SHORT EXERCISE — Transcribe the entries character for character, from the first line up to and including the line that contains "- svg-text:4 000".

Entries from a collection
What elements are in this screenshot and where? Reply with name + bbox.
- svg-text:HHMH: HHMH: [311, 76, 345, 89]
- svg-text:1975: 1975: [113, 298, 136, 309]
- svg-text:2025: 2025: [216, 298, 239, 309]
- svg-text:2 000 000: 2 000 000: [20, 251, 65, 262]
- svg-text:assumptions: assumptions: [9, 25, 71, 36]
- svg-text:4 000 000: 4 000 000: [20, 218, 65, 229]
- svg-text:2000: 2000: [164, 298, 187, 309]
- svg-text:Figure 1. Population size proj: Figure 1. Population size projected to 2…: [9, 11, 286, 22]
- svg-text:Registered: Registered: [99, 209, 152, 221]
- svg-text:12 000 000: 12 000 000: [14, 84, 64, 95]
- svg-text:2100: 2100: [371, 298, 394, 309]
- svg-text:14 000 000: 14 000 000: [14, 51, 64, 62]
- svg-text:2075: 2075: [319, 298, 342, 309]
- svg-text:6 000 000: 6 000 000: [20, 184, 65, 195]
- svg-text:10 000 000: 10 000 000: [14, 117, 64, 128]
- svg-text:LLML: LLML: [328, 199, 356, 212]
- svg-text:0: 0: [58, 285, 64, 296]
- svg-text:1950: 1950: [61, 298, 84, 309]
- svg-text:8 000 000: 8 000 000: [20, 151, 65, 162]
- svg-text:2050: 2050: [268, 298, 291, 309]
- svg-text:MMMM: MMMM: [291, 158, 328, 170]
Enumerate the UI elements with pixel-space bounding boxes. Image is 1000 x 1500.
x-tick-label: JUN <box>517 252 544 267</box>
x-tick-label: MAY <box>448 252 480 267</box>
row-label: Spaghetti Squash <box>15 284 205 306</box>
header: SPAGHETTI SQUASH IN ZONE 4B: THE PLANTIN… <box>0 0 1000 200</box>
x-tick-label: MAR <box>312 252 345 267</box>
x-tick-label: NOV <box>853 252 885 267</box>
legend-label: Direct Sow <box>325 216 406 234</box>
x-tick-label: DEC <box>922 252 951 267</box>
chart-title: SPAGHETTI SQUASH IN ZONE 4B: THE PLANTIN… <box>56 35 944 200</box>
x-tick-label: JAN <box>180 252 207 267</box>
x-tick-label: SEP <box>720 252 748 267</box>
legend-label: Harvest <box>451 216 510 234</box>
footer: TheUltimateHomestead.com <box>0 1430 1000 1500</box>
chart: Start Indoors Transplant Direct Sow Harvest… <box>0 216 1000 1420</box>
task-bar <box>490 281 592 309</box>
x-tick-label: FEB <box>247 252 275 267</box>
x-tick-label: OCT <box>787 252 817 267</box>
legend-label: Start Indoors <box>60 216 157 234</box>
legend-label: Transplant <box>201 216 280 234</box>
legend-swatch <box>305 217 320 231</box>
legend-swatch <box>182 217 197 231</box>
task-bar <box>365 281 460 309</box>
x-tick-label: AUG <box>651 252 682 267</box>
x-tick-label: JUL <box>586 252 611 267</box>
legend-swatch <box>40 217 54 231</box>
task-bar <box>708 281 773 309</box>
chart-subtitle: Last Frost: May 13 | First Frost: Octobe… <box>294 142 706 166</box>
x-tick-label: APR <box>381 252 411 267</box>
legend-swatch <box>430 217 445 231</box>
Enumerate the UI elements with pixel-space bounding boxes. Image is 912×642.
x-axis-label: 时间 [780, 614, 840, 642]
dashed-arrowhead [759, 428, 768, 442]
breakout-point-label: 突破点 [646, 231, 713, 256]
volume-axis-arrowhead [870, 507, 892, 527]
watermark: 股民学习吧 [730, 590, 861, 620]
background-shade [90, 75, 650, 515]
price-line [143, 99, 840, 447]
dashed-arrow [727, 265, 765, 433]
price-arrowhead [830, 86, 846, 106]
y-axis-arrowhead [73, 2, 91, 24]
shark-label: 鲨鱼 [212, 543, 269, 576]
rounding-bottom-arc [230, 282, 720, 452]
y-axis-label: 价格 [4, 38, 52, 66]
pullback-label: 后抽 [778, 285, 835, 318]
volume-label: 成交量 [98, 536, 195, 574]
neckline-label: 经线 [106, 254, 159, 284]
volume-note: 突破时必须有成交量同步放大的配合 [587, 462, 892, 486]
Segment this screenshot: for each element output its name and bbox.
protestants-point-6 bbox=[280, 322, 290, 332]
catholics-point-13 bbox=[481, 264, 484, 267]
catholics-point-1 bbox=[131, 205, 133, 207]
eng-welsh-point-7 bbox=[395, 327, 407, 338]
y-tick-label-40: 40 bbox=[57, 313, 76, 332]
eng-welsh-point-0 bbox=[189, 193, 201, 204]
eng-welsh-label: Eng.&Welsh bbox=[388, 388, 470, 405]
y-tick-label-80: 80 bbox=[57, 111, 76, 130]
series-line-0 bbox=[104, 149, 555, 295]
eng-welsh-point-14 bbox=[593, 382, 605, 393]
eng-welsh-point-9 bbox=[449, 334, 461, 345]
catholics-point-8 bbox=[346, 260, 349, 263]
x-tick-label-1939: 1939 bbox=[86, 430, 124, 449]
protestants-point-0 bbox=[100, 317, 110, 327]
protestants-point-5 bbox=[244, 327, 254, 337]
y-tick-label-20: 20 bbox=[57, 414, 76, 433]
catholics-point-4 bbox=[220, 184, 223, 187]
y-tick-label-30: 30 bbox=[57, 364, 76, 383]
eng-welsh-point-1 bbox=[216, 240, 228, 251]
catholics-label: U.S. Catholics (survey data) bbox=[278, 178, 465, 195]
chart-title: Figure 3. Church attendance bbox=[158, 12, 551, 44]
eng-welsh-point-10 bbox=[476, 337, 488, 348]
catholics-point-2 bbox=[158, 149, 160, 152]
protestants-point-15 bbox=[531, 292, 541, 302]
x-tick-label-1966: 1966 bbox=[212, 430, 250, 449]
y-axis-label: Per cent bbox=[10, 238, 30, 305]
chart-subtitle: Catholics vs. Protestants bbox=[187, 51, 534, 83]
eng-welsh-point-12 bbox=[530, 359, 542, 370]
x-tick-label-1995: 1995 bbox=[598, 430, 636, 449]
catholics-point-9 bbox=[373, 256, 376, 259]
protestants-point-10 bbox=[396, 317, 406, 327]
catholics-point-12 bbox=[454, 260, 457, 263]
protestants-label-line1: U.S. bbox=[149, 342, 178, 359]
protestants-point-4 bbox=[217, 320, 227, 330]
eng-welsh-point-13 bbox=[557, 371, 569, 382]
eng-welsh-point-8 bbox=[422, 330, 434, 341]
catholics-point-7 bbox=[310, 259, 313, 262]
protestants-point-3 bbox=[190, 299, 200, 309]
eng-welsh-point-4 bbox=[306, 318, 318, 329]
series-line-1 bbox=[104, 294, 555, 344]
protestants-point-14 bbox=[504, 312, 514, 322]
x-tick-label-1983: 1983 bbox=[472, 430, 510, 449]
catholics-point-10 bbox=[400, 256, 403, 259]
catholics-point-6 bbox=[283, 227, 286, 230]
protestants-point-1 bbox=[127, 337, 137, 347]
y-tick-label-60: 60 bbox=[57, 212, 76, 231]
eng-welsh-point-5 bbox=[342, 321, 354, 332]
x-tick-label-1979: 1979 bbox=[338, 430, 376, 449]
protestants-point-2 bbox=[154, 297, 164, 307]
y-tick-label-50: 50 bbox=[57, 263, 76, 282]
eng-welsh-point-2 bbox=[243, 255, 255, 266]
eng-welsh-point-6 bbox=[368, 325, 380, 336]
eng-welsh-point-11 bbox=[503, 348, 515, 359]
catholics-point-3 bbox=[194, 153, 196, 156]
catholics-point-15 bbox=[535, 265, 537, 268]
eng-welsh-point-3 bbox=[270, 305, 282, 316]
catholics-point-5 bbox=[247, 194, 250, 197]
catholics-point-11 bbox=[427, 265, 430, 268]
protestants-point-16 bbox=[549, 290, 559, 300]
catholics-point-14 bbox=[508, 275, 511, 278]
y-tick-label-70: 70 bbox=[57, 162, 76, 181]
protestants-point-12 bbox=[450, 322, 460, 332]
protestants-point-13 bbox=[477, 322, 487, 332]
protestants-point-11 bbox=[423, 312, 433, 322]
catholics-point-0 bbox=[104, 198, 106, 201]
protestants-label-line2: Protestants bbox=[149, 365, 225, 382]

SOLUTION —
What elements are in this screenshot and where? Reply with name + bbox.
- svg-text:HHMH: HHMH: [311, 76, 345, 89]
- svg-text:1975: 1975: [113, 298, 136, 309]
- svg-text:2025: 2025: [216, 298, 239, 309]
- svg-text:2 000 000: 2 000 000: [20, 251, 65, 262]
- svg-text:assumptions: assumptions: [9, 25, 71, 36]
- svg-text:4 000 000: 4 000 000: [20, 218, 65, 229]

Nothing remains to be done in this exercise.